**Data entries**

_ _ _

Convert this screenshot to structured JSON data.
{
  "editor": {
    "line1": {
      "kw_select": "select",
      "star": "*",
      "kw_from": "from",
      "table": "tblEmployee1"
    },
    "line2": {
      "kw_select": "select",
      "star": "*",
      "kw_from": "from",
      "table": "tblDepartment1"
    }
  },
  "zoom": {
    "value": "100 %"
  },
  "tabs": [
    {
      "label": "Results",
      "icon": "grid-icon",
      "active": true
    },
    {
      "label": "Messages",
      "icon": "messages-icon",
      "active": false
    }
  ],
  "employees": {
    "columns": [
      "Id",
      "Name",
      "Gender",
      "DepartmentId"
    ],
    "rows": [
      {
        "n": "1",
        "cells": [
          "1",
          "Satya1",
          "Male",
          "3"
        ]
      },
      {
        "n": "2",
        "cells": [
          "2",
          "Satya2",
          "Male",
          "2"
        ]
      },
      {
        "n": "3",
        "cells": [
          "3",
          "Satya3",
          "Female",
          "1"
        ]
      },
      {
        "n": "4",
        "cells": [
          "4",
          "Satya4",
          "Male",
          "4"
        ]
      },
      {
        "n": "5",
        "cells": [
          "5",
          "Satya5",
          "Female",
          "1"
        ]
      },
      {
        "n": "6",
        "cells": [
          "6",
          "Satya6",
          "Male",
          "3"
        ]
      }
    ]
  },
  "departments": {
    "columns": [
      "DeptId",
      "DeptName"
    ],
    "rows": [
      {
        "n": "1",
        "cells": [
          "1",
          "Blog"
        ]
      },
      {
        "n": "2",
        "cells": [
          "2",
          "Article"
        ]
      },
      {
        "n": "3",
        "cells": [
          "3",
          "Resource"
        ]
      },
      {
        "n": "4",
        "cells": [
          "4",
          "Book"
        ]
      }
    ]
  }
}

_ _ _

**Problem details**
Reproduce every record above exactly as it appears.

**Response below**
Convert this screenshot to structured JSON data.
{
  "editor": {
    "line1": {
      "kw_select": "select",
      "star": "*",
      "kw_from": "from",
      "table": "tblEmployee1"
    },
    "line2": {
      "kw_select": "select",
      "star": "*",
      "kw_from": "from",
      "table": "tblDepartment1"
    }
  },
  "zoom": {
    "value": "100 %"
  },
  "tabs": [
    {
      "label": "Results",
      "icon": "grid-icon",
      "active": true
    },
    {
      "label": "Messages",
      "icon": "messages-icon",
      "active": false
    }
  ],
  "employees": {
    "columns": [
      "Id",
      "Name",
      "Gender",
      "DepartmentId"
    ],
    "rows": [
      {
        "n": "1",
        "cells": [
          "1",
          "Satya1",
          "Male",
          "3"
        ]
      },
      {
        "n": "2",
        "cells": [
          "2",
          "Satya2",
          "Male",
          "2"
        ]
      },
      {
        "n": "3",
        "cells": [
          "3",
          "Satya3",
          "Female",
          "1"
        ]
      },
      {
        "n": "4",
        "cells": [
          "4",
          "Satya4",
          "Male",
          "4"
        ]
      },
      {
        "n": "5",
        "cells": [
          "5",
          "Satya5",
          "Female",
          "1"
        ]
      },
      {
        "n": "6",
        "cells": [
          "6",
          "Satya6",
          "Male",
          "3"
        ]
      }
    ]
  },
  "departments": {
    "columns": [
      "DeptId",
      "DeptName"
    ],
    "rows": [
      {
        "n": "1",
        "cells": [
          "1",
          "Blog"
        ]
      },
      {
        "n": "2",
        "cells": [
          "2",
          "Article"
        ]
      },
      {
        "n": "3",
        "cells": [
          "3",
          "Resource"
        ]
      },
      {
        "n": "4",
        "cells": [
          "4",
          "Book"
        ]
      }
    ]
  }
}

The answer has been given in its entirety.